# Listing:
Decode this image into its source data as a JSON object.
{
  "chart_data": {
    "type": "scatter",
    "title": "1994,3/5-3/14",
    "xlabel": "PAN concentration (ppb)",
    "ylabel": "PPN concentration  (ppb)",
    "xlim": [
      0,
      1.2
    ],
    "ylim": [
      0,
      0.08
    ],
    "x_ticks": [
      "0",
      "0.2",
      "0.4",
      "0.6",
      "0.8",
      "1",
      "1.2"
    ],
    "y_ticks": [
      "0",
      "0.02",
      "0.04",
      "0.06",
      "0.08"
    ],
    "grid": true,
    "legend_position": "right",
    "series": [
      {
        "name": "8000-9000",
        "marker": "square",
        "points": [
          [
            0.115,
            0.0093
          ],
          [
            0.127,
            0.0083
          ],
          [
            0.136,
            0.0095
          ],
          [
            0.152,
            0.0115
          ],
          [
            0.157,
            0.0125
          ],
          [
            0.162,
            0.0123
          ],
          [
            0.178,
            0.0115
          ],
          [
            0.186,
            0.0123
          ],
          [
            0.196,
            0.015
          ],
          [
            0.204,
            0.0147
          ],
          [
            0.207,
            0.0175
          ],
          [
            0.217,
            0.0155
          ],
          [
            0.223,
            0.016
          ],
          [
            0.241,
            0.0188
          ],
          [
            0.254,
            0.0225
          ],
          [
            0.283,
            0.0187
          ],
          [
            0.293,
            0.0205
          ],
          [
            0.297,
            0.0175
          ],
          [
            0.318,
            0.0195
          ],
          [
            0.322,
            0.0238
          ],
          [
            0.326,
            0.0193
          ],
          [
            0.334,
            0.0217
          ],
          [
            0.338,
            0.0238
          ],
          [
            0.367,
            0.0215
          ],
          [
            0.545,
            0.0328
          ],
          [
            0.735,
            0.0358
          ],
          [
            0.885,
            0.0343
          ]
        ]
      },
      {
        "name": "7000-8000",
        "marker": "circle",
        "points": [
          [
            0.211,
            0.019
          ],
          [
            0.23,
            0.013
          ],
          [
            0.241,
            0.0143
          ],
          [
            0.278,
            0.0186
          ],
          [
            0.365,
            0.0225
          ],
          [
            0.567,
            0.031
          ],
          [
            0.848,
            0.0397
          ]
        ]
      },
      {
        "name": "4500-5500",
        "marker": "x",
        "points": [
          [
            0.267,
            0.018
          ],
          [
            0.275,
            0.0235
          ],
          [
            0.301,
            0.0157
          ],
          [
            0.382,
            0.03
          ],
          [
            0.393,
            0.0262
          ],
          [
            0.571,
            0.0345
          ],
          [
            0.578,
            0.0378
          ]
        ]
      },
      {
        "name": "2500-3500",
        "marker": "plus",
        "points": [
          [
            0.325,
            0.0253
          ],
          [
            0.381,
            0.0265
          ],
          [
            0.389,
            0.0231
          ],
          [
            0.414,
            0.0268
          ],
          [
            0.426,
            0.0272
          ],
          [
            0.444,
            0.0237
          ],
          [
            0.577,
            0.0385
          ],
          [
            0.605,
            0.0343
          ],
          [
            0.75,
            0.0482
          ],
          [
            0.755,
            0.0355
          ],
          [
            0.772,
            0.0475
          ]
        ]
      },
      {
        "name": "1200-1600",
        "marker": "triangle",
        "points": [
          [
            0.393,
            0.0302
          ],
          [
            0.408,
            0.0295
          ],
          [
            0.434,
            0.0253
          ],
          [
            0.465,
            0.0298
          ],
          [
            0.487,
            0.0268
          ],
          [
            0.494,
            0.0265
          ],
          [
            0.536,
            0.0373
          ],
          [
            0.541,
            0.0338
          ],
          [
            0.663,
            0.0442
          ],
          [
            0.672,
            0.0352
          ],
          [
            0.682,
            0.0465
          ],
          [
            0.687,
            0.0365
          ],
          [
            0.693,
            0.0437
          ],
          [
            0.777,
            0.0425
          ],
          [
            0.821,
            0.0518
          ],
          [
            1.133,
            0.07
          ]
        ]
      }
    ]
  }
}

# Directions for this task:
Go through the records and copy each line with "marker" in it.

# Solution below:
        "marker": "square",
        "marker": "circle",
        "marker": "x",
        "marker": "plus",
        "marker": "triangle",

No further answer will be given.